• What the task asks: Repeat all entries exactly.

• Supplied material:
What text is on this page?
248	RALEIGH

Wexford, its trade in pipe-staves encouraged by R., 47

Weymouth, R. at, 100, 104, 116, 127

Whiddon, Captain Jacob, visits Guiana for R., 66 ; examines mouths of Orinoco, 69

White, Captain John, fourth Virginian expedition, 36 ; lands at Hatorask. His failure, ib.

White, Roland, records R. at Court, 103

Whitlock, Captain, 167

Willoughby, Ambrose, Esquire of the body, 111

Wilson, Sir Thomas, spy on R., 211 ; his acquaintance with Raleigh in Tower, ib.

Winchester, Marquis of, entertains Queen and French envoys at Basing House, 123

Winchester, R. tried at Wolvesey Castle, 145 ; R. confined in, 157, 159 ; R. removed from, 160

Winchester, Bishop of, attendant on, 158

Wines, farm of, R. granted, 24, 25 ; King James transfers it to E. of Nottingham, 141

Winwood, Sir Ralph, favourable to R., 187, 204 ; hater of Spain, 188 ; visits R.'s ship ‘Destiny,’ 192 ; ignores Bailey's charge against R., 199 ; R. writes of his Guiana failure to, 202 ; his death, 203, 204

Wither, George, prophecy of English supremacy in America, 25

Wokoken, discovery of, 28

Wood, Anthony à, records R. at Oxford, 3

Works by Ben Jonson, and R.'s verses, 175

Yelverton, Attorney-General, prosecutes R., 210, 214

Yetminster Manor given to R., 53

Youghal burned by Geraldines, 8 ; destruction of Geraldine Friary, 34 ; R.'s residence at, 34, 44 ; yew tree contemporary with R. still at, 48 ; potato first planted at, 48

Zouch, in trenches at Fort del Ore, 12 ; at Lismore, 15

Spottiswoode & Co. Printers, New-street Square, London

• Full output:
What text is on this page?
248	RALEIGH

Wexford, its trade in pipe-staves encouraged by R., 47

Weymouth, R. at, 100, 104, 116, 127

Whiddon, Captain Jacob, visits Guiana for R., 66 ; examines mouths of Orinoco, 69

White, Captain John, fourth Virginian expedition, 36 ; lands at Hatorask. His failure, ib.

White, Roland, records R. at Court, 103

Whitlock, Captain, 167

Willoughby, Ambrose, Esquire of the body, 111

Wilson, Sir Thomas, spy on R., 211 ; his acquaintance with Raleigh in Tower, ib.

Winchester, Marquis of, entertains Queen and French envoys at Basing House, 123

Winchester, R. tried at Wolvesey Castle, 145 ; R. confined in, 157, 159 ; R. removed from, 160

Winchester, Bishop of, attendant on, 158

Wines, farm of, R. granted, 24, 25 ; King James transfers it to E. of Nottingham, 141

Winwood, Sir Ralph, favourable to R., 187, 204 ; hater of Spain, 188 ; visits R.'s ship ‘Destiny,’ 192 ; ignores Bailey's charge against R., 199 ; R. writes of his Guiana failure to, 202 ; his death, 203, 204

Wither, George, prophecy of English supremacy in America, 25

Wokoken, discovery of, 28

Wood, Anthony à, records R. at Oxford, 3

Works by Ben Jonson, and R.'s verses, 175

Yelverton, Attorney-General, prosecutes R., 210, 214

Yetminster Manor given to R., 53

Youghal burned by Geraldines, 8 ; destruction of Geraldine Friary, 34 ; R.'s residence at, 34, 44 ; yew tree contemporary with R. still at, 48 ; potato first planted at, 48

Zouch, in trenches at Fort del Ore, 12 ; at Lismore, 15

Spottiswoode & Co. Printers, New-street Square, London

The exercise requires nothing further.